_Problem details:_
Start with the line containing "What data populates" and write out each line through the end of the listing, exactly as given.
....
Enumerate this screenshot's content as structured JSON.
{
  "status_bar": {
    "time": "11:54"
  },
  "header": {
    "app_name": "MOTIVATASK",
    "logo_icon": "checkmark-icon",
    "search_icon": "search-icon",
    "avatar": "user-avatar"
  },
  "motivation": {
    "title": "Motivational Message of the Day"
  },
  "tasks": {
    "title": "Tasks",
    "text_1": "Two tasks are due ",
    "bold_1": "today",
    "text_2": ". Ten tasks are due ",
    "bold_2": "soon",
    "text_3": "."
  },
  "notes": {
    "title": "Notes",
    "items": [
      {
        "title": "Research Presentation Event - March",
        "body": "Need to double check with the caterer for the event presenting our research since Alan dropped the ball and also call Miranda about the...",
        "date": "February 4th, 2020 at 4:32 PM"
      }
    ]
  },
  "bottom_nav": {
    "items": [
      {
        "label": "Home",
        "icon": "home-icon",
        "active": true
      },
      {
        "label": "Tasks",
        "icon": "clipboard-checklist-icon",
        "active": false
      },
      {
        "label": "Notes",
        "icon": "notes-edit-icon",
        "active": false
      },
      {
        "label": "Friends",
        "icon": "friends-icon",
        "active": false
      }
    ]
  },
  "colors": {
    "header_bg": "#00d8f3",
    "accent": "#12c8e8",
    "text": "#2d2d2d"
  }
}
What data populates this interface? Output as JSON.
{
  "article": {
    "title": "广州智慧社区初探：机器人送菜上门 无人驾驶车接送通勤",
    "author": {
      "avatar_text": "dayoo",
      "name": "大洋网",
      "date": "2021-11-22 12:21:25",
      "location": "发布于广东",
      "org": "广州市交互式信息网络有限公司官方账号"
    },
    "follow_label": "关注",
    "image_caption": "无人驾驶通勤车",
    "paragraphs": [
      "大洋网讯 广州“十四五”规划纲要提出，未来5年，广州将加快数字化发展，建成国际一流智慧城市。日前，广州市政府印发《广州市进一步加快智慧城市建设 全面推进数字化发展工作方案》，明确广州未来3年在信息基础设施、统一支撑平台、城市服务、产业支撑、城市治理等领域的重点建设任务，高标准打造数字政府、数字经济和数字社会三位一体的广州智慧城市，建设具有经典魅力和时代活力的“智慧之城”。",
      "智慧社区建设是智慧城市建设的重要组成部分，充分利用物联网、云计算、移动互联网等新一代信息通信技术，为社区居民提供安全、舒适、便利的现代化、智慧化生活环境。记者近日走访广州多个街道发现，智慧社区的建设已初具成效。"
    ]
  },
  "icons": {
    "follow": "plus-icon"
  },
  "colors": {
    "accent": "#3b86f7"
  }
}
....
_Reply to the task:_
What data populates this interface? Output as JSON.
{
  "article": {
    "title": "广州智慧社区初探：机器人送菜上门 无人驾驶车接送通勤",
    "author": {
      "avatar_text": "dayoo",
      "name": "大洋网",
      "date": "2021-11-22 12:21:25",
      "location": "发布于广东",
      "org": "广州市交互式信息网络有限公司官方账号"
    },
    "follow_label": "关注",
    "image_caption": "无人驾驶通勤车",
    "paragraphs": [
      "大洋网讯 广州“十四五”规划纲要提出，未来5年，广州将加快数字化发展，建成国际一流智慧城市。日前，广州市政府印发《广州市进一步加快智慧城市建设 全面推进数字化发展工作方案》，明确广州未来3年在信息基础设施、统一支撑平台、城市服务、产业支撑、城市治理等领域的重点建设任务，高标准打造数字政府、数字经济和数字社会三位一体的广州智慧城市，建设具有经典魅力和时代活力的“智慧之城”。",
      "智慧社区建设是智慧城市建设的重要组成部分，充分利用物联网、云计算、移动互联网等新一代信息通信技术，为社区居民提供安全、舒适、便利的现代化、智慧化生活环境。记者近日走访广州多个街道发现，智慧社区的建设已初具成效。"
    ]
  },
  "icons": {
    "follow": "plus-icon"
  },
  "colors": {
    "accent": "#3b86f7"
  }
}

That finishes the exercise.